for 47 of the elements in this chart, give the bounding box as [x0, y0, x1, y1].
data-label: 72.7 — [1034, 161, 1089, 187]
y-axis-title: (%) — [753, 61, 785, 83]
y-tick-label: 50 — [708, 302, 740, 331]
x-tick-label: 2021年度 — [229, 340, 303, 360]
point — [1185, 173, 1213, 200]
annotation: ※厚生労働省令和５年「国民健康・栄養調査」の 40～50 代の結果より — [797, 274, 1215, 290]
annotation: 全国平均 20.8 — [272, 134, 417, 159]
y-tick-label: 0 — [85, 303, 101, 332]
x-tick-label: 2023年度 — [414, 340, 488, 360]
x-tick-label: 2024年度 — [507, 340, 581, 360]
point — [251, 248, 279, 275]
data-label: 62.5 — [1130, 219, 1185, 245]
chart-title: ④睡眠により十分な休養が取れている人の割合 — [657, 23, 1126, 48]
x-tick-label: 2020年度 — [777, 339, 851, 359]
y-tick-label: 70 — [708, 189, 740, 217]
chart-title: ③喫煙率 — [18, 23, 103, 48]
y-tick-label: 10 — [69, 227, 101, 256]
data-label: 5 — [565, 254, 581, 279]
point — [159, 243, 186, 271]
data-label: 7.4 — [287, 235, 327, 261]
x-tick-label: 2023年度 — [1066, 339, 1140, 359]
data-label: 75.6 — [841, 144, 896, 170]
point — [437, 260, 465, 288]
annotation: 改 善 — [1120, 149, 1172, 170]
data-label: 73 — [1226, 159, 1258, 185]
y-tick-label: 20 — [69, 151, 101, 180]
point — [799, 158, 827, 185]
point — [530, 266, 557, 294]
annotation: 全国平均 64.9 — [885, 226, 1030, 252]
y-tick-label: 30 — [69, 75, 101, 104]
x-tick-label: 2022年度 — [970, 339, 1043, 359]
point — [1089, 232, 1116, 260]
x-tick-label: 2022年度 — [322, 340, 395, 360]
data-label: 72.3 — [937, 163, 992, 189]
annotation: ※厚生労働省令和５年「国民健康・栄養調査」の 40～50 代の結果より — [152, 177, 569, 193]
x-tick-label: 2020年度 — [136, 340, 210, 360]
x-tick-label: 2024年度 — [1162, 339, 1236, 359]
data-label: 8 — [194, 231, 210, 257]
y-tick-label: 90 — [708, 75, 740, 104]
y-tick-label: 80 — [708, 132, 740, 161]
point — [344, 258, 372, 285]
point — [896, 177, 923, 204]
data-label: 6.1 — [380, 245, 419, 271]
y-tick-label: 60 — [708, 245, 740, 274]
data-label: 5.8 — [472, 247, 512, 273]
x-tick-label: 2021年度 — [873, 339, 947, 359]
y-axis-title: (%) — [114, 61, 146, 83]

- What you need to do
Output every line of the records above as a JSON array of strings, with one string per line and any blank lines omitted.

- Solution below
[
  "for 47 of the elements in this chart, give the bounding box as [x0, y0, x1, y1].",
  "data-label: 72.7 — [1034, 161, 1089, 187]",
  "y-axis-title: (%) — [753, 61, 785, 83]",
  "y-tick-label: 50 — [708, 302, 740, 331]",
  "x-tick-label: 2021年度 — [229, 340, 303, 360]",
  "point — [1185, 173, 1213, 200]",
  "annotation: ※厚生労働省令和５年「国民健康・栄養調査」の 40～50 代の結果より — [797, 274, 1215, 290]",
  "annotation: 全国平均 20.8 — [272, 134, 417, 159]",
  "y-tick-label: 0 — [85, 303, 101, 332]",
  "x-tick-label: 2023年度 — [414, 340, 488, 360]",
  "x-tick-label: 2024年度 — [507, 340, 581, 360]",
  "point — [251, 248, 279, 275]",
  "data-label: 62.5 — [1130, 219, 1185, 245]",
  "chart-title: ④睡眠により十分な休養が取れている人の割合 — [657, 23, 1126, 48]",
  "x-tick-label: 2020年度 — [777, 339, 851, 359]",
  "y-tick-label: 70 — [708, 189, 740, 217]",
  "chart-title: ③喫煙率 — [18, 23, 103, 48]",
  "y-tick-label: 10 — [69, 227, 101, 256]",
  "data-label: 5 — [565, 254, 581, 279]",
  "point — [159, 243, 186, 271]",
  "data-label: 7.4 — [287, 235, 327, 261]",
  "x-tick-label: 2023年度 — [1066, 339, 1140, 359]",
  "data-label: 75.6 — [841, 144, 896, 170]",
  "point — [437, 260, 465, 288]",
  "annotation: 改 善 — [1120, 149, 1172, 170]",
  "data-label: 73 — [1226, 159, 1258, 185]",
  "y-tick-label: 20 — [69, 151, 101, 180]",
  "point — [799, 158, 827, 185]",
  "point — [530, 266, 557, 294]",
  "annotation: 全国平均 64.9 — [885, 226, 1030, 252]",
  "y-tick-label: 30 — [69, 75, 101, 104]",
  "x-tick-label: 2022年度 — [970, 339, 1043, 359]",
  "point — [1089, 232, 1116, 260]",
  "x-tick-label: 2022年度 — [322, 340, 395, 360]",
  "data-label: 72.3 — [937, 163, 992, 189]",
  "annotation: ※厚生労働省令和５年「国民健康・栄養調査」の 40～50 代の結果より — [152, 177, 569, 193]",
  "x-tick-label: 2020年度 — [136, 340, 210, 360]",
  "x-tick-label: 2024年度 — [1162, 339, 1236, 359]",
  "data-label: 8 — [194, 231, 210, 257]",
  "y-tick-label: 90 — [708, 75, 740, 104]",
  "y-tick-label: 80 — [708, 132, 740, 161]",
  "point — [344, 258, 372, 285]",
  "point — [896, 177, 923, 204]",
  "data-label: 6.1 — [380, 245, 419, 271]",
  "y-tick-label: 60 — [708, 245, 740, 274]",
  "data-label: 5.8 — [472, 247, 512, 273]",
  "x-tick-label: 2021年度 — [873, 339, 947, 359]",
  "y-axis-title: (%) — [114, 61, 146, 83]"
]